Task: Review the material line by line. Identify and copy every line that contains the string "false".

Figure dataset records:
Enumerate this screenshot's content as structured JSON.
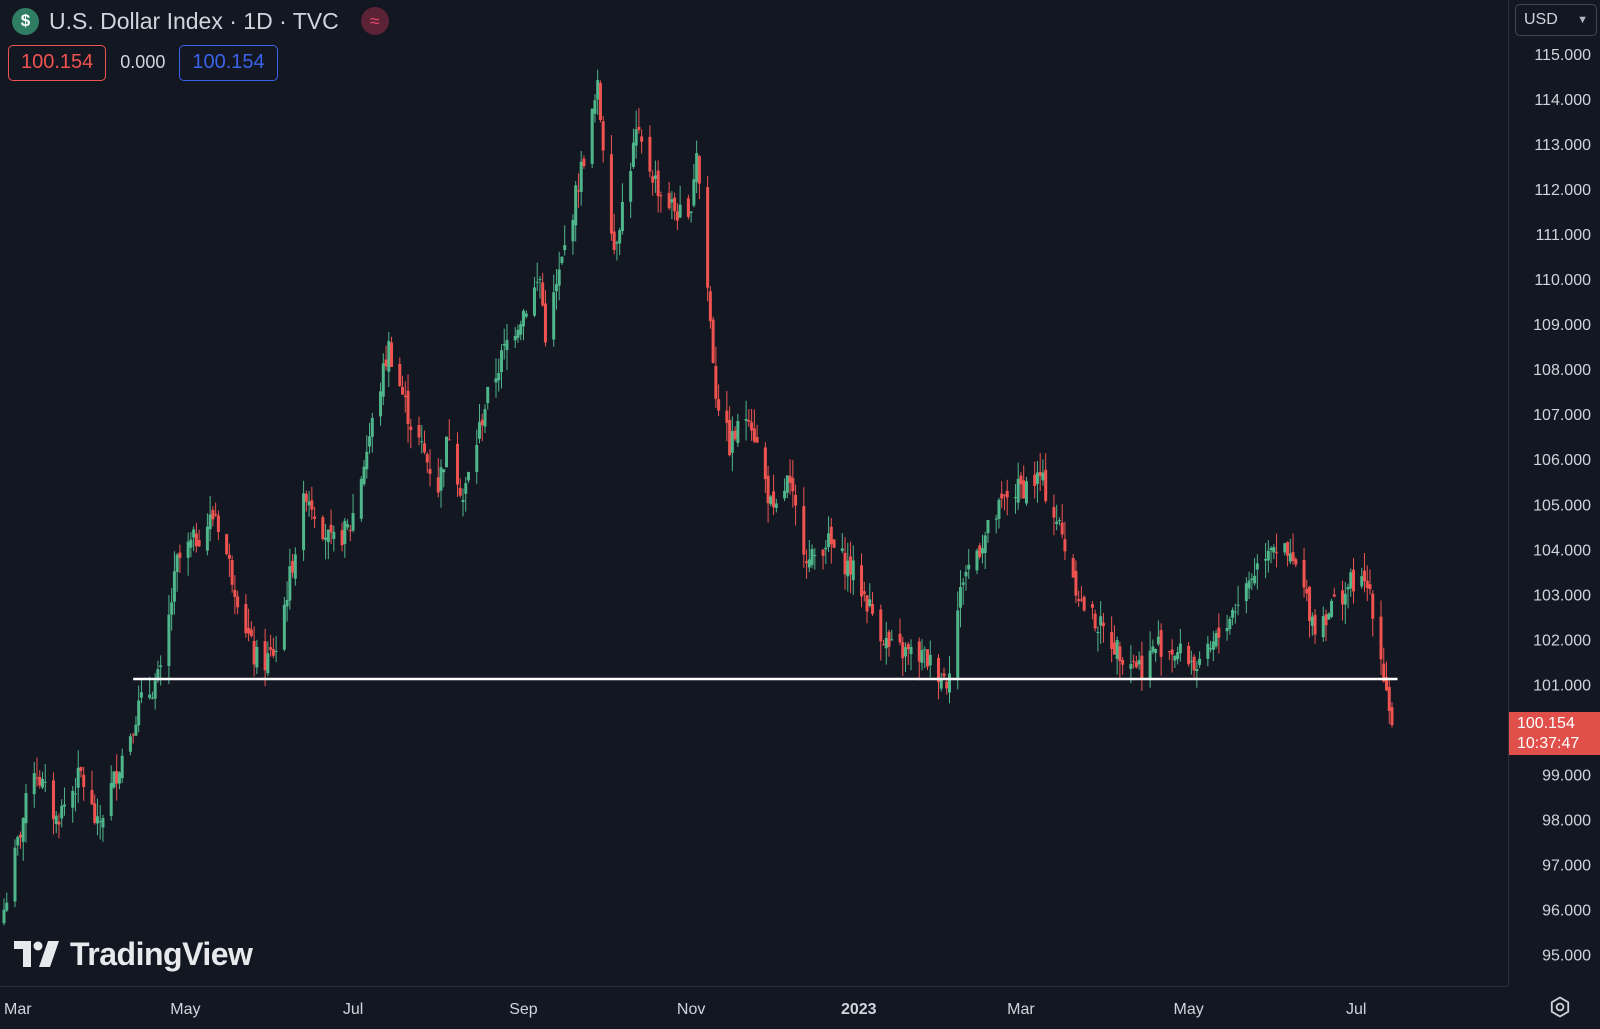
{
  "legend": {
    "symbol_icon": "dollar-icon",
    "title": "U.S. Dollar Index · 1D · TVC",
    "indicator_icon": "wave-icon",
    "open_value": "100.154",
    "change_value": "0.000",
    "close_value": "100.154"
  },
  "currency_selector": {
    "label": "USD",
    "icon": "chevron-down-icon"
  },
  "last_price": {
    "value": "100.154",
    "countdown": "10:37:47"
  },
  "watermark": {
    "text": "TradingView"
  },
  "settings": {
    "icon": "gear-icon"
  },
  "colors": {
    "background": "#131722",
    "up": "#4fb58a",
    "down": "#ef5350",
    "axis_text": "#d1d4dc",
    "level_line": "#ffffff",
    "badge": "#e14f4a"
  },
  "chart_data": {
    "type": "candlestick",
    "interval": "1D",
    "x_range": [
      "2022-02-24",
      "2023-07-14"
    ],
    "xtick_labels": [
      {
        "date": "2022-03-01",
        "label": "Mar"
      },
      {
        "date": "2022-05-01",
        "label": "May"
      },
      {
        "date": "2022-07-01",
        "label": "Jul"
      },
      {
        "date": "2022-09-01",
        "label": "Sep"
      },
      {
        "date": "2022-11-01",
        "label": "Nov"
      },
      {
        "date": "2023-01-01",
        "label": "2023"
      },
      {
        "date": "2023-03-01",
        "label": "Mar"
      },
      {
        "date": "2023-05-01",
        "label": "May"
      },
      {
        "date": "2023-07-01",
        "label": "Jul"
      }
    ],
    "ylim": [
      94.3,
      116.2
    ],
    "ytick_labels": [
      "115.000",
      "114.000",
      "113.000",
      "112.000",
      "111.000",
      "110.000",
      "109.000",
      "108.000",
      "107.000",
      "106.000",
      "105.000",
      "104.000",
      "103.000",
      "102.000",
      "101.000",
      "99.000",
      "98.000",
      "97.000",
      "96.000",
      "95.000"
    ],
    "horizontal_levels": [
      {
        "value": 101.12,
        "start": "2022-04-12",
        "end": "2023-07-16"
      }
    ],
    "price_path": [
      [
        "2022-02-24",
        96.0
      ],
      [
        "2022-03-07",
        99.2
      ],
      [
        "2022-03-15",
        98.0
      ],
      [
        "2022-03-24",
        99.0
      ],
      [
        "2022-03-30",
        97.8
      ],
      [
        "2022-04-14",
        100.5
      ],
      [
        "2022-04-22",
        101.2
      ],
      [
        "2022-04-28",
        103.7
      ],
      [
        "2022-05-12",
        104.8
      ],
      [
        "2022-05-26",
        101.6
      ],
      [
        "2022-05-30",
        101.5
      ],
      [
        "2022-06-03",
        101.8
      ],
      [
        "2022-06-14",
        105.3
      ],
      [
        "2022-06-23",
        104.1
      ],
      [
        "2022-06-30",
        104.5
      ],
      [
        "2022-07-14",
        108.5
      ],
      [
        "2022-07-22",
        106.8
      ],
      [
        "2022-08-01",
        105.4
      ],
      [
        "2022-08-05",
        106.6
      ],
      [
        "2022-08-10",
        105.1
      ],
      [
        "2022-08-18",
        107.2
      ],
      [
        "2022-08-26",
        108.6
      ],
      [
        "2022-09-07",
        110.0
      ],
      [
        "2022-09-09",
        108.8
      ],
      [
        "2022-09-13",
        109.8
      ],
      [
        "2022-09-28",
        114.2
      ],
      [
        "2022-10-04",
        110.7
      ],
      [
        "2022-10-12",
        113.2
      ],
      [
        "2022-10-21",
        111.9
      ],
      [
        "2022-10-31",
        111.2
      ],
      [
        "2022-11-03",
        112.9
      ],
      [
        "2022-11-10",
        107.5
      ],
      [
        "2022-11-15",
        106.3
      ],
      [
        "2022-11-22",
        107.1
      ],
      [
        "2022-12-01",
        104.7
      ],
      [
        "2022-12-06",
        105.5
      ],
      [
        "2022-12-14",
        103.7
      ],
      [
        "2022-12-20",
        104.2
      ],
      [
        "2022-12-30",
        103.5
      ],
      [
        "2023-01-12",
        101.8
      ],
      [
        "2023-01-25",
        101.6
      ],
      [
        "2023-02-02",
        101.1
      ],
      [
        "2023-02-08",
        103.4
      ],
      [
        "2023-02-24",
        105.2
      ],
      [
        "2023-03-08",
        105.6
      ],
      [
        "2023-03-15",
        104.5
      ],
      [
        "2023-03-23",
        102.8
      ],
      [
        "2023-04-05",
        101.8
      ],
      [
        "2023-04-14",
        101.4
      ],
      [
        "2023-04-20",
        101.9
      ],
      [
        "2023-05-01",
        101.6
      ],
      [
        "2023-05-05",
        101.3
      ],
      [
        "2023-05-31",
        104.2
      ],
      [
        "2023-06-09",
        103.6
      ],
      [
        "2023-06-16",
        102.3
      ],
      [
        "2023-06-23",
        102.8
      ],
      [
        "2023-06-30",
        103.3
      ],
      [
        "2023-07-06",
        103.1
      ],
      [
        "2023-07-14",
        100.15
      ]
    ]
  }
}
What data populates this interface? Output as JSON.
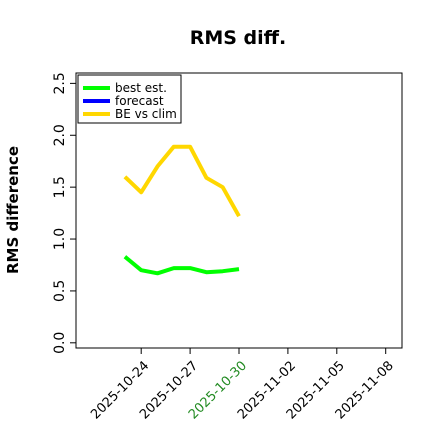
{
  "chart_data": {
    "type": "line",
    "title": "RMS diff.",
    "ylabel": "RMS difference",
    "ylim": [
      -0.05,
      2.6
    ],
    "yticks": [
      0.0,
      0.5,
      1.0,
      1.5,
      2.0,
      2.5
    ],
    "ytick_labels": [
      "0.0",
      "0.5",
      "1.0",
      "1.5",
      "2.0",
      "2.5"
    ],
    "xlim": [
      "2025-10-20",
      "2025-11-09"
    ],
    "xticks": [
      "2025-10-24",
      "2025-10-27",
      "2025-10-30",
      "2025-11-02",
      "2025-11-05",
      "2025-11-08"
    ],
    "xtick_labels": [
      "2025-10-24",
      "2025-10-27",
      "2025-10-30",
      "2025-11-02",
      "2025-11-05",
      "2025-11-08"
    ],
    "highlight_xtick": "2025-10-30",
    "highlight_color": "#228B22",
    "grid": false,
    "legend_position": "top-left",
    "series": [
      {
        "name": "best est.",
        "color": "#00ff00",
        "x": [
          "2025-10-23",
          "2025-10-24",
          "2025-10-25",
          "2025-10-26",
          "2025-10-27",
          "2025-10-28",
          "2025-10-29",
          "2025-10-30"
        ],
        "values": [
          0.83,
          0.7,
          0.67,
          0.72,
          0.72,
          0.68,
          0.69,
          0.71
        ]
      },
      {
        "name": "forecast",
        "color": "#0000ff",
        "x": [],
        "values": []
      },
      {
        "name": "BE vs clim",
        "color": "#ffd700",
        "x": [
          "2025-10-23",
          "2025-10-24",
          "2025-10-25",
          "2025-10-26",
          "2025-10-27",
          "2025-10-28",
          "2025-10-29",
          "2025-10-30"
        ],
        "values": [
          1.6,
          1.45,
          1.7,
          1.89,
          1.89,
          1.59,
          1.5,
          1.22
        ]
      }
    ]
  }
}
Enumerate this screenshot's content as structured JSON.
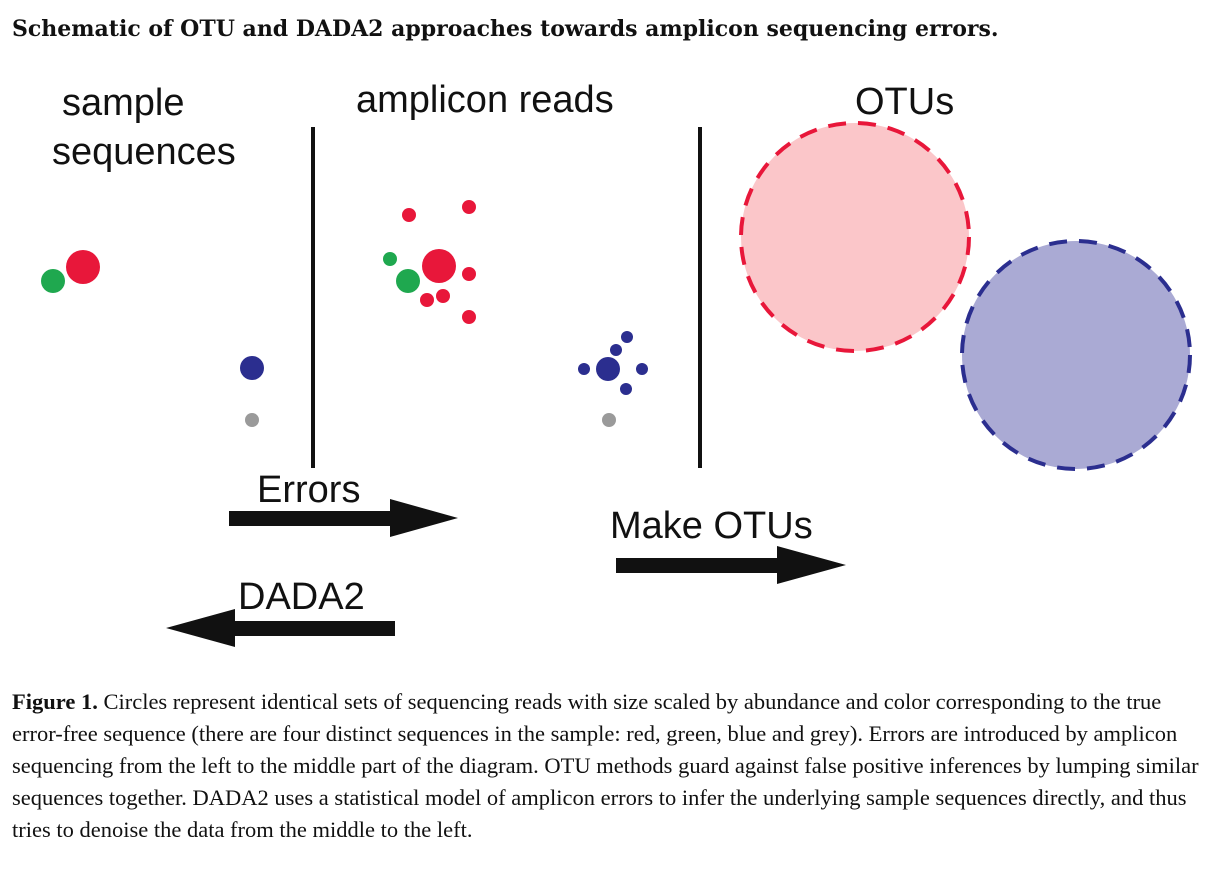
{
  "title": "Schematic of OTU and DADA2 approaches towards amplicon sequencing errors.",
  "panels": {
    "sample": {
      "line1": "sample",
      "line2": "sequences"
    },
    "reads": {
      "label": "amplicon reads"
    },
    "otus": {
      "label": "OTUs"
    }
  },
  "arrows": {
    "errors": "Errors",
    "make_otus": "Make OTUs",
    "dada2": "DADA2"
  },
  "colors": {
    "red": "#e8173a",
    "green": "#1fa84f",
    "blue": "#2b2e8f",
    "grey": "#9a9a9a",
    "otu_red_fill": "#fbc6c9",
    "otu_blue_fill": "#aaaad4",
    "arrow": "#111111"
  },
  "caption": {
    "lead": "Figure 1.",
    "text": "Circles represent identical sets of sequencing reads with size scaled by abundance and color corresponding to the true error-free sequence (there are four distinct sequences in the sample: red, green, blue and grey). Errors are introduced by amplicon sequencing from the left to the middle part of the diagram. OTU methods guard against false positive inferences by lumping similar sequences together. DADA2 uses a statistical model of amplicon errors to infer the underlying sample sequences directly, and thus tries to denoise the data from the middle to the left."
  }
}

Solution:
    "grid": false,
    "text": "Circles represent identical sets of sequencing reads with size scaled by abundance and color corresponding to the true error-free sequence (there are four distinct sequences in the sample: red, green, blue and grey). Errors are introduced by amplicon sequencing from the left to the middle part of the diagram. OTU methods guard against false positive inferences by lumping similar sequences together. DADA2 uses a statistical model of amplicon errors to infer the underlying sample sequences directly, and thus tries to denoise the data from the middle to the left."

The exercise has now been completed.